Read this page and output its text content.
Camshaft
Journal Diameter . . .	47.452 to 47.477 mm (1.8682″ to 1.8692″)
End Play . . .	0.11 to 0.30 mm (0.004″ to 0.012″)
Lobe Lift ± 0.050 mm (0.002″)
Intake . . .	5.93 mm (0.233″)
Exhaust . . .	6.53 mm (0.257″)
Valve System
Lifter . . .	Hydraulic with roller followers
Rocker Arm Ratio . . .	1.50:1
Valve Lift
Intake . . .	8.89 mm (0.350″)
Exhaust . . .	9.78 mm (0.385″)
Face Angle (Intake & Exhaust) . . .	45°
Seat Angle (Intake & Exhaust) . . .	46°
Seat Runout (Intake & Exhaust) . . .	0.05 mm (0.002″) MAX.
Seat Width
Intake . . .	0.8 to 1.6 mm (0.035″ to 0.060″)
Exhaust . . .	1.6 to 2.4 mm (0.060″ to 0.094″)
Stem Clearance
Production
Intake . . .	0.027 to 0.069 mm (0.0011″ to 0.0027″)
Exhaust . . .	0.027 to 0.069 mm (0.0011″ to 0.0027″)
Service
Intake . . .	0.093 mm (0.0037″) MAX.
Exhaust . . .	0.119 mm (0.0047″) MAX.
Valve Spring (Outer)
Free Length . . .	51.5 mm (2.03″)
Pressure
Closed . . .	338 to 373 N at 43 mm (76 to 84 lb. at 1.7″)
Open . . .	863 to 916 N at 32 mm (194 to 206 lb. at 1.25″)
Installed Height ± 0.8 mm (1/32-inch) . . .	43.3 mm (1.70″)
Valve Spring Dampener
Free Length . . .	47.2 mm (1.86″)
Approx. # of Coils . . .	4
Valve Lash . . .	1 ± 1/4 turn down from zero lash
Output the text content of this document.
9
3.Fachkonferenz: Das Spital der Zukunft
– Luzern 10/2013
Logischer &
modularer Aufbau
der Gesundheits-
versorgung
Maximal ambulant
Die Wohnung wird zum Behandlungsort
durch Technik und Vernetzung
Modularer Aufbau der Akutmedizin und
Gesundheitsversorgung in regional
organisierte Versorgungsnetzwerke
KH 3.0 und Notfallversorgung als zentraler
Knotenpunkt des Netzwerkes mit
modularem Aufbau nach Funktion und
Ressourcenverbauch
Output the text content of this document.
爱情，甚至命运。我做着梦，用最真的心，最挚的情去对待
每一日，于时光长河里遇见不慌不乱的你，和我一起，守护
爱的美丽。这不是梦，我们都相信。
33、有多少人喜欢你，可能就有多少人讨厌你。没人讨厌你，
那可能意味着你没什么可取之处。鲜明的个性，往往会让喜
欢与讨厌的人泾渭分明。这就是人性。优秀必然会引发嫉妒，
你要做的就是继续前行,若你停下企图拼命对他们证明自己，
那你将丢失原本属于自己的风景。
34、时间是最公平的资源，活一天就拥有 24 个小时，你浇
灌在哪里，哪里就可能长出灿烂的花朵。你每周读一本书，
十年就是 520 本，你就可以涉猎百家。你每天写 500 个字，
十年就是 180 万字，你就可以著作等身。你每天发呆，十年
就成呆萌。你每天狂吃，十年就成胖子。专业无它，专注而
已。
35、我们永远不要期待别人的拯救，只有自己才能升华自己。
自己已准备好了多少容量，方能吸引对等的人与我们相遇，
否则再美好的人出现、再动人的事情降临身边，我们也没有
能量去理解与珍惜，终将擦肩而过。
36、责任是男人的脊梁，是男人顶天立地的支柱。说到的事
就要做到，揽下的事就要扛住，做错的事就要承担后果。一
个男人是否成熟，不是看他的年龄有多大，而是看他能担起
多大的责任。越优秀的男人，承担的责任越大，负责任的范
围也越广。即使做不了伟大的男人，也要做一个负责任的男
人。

WHAT IS ASKED:
Pull out every line holding "Aufbau" from the records above, and copy it.

ANSWER TO THE TASK:
modularer Aufbau
Modularer Aufbau der Akutmedizin und
modularem Aufbau nach Funktion und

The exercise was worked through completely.